Records from a data collection
▽

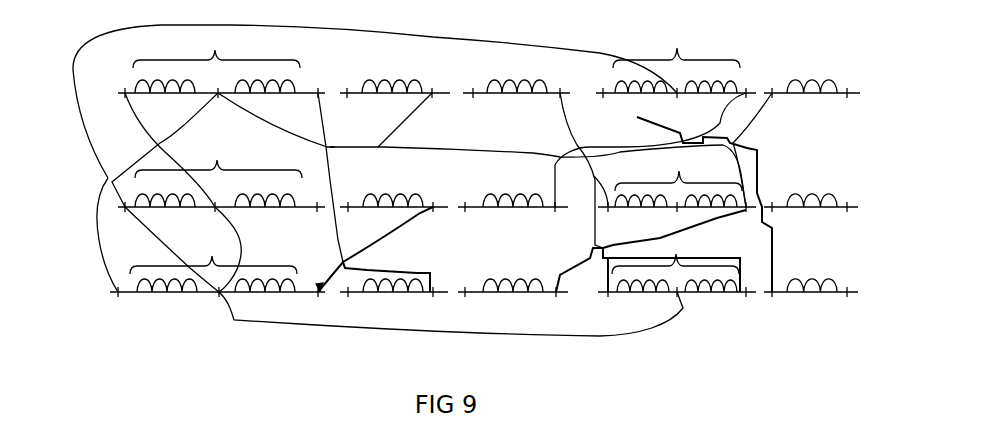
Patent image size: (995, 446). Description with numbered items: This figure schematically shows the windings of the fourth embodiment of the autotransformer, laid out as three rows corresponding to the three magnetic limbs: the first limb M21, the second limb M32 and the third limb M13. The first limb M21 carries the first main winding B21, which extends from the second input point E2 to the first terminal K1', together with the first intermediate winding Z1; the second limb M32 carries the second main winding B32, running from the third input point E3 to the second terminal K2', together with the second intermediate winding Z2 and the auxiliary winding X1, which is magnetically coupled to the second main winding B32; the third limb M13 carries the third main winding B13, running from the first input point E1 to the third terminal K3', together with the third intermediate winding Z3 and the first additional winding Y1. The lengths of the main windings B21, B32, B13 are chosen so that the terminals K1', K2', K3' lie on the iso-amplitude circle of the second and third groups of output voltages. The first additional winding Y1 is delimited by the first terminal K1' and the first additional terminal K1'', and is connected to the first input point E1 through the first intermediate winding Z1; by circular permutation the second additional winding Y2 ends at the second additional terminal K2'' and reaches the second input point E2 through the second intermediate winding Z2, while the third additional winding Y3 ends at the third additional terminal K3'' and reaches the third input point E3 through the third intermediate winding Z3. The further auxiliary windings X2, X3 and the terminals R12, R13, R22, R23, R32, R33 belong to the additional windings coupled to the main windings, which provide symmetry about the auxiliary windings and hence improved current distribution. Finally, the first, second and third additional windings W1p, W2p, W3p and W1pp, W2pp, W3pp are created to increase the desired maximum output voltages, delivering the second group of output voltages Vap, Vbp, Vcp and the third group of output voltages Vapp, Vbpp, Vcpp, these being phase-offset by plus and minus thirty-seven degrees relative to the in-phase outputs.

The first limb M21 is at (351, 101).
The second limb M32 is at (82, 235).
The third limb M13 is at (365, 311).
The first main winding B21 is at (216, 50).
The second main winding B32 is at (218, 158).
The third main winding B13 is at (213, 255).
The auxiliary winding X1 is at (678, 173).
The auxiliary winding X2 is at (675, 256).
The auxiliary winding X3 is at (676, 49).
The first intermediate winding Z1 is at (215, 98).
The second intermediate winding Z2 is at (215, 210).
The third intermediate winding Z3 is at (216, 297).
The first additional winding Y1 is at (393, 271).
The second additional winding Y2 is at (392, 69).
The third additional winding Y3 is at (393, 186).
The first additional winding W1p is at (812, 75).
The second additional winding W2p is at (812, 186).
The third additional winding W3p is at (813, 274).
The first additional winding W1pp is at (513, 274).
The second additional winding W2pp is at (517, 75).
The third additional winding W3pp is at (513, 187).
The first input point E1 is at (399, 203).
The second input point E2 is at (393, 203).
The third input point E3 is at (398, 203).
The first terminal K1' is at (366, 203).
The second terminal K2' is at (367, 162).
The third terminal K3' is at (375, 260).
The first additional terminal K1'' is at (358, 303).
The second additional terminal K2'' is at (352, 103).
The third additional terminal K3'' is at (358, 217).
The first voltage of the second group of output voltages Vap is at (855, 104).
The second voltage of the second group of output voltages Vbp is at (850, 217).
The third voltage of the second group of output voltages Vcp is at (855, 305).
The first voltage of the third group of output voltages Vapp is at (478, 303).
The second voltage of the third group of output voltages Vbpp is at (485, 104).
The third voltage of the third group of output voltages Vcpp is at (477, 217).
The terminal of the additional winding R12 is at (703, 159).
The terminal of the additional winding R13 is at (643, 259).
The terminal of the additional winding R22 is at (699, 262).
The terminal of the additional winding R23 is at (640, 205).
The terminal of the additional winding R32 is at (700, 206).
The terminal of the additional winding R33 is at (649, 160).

△
▽

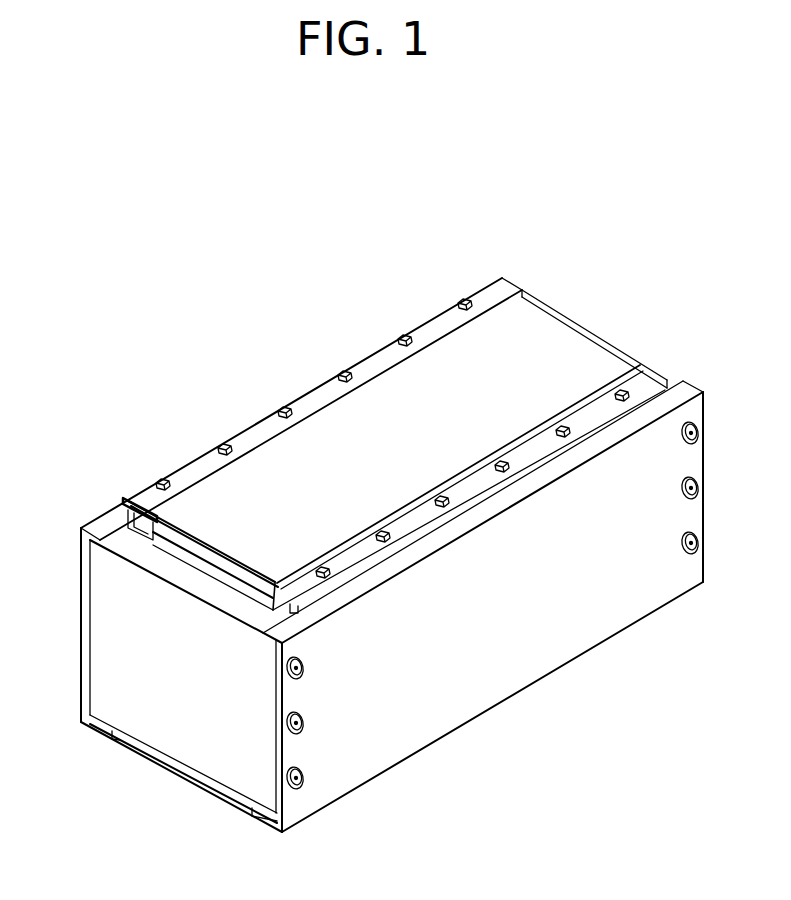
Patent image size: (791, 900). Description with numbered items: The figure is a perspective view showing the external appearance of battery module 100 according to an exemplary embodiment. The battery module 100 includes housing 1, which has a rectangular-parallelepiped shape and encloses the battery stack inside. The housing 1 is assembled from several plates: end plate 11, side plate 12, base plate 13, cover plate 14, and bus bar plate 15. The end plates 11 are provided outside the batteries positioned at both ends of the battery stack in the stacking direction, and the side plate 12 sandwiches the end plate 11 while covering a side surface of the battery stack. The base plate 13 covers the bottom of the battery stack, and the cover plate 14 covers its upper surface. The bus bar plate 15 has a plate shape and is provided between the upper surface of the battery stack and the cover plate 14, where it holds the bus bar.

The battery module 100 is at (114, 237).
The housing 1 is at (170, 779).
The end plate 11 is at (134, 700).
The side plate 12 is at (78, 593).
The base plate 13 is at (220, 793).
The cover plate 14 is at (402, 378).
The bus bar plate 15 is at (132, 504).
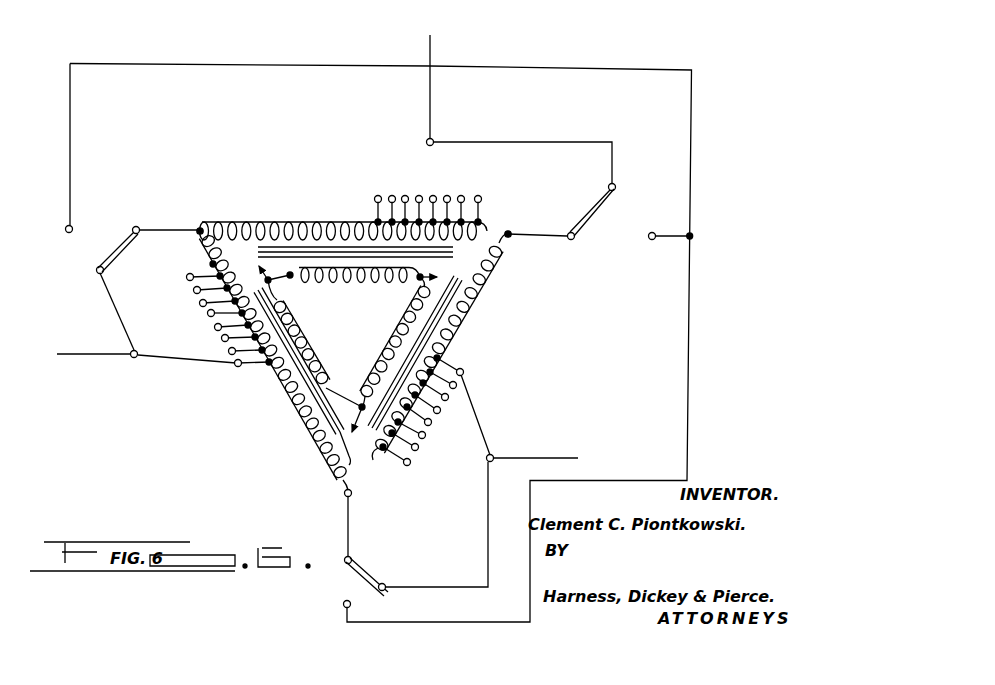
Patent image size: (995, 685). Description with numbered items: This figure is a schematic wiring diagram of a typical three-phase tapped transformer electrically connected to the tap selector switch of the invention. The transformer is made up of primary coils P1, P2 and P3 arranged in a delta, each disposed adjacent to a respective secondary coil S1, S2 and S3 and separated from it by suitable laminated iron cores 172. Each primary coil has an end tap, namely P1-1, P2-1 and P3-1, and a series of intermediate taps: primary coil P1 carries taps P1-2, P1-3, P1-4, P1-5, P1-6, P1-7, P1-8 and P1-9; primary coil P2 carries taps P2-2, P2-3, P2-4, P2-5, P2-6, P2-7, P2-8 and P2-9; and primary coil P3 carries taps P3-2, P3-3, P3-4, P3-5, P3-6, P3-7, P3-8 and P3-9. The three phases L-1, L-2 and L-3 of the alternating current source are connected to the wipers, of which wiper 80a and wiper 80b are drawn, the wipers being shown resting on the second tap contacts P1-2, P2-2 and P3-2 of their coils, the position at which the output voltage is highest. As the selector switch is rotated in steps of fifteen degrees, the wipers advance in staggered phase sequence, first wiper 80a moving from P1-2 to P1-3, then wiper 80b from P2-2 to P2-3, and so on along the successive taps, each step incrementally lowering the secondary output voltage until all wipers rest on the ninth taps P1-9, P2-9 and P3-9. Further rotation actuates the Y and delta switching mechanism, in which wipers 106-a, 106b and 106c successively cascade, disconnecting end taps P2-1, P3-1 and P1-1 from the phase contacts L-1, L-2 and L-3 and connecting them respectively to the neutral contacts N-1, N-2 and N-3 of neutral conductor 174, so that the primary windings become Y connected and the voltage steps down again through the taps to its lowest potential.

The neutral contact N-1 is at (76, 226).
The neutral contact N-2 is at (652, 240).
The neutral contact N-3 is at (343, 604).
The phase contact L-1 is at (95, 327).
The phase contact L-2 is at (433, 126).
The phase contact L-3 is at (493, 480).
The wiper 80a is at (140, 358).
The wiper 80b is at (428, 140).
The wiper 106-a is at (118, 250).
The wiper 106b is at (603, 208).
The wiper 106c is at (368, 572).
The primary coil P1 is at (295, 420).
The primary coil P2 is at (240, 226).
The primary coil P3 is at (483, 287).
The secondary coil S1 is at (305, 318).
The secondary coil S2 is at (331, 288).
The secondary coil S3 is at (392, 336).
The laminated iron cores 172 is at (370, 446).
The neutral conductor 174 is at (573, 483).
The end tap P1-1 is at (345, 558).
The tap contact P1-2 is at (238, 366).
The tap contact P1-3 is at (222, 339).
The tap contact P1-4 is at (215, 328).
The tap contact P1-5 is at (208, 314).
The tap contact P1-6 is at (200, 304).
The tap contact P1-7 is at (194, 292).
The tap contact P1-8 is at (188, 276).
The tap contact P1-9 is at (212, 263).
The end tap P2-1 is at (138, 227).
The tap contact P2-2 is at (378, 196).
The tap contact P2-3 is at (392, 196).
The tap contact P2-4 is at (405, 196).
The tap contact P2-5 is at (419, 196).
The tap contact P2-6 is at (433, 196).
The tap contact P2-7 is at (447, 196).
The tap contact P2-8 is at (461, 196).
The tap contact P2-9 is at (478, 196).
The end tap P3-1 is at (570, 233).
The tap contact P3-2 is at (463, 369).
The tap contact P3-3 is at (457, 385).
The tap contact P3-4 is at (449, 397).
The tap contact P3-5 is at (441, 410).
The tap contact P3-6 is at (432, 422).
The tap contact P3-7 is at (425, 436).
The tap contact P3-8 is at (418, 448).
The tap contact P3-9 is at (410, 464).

△

» **EXERCISE PROMPT**: Copy the rows verbatim, starting at the line that contains "Patent image size: (791, 900)." and ending after the line that contains "The bus bar plate 15 is at (132, 504).".

» **RESULT OF THE TASK**:
Patent image size: (791, 900). Description with numbered items: The figure is a perspective view showing the external appearance of battery module 100 according to an exemplary embodiment. The battery module 100 includes housing 1, which has a rectangular-parallelepiped shape and encloses the battery stack inside. The housing 1 is assembled from several plates: end plate 11, side plate 12, base plate 13, cover plate 14, and bus bar plate 15. The end plates 11 are provided outside the batteries positioned at both ends of the battery stack in the stacking direction, and the side plate 12 sandwiches the end plate 11 while covering a side surface of the battery stack. The base plate 13 covers the bottom of the battery stack, and the cover plate 14 covers its upper surface. The bus bar plate 15 has a plate shape and is provided between the upper surface of the battery stack and the cover plate 14, where it holds the bus bar.

The battery module 100 is at (114, 237).
The housing 1 is at (170, 779).
The end plate 11 is at (134, 700).
The side plate 12 is at (78, 593).
The base plate 13 is at (220, 793).
The cover plate 14 is at (402, 378).
The bus bar plate 15 is at (132, 504).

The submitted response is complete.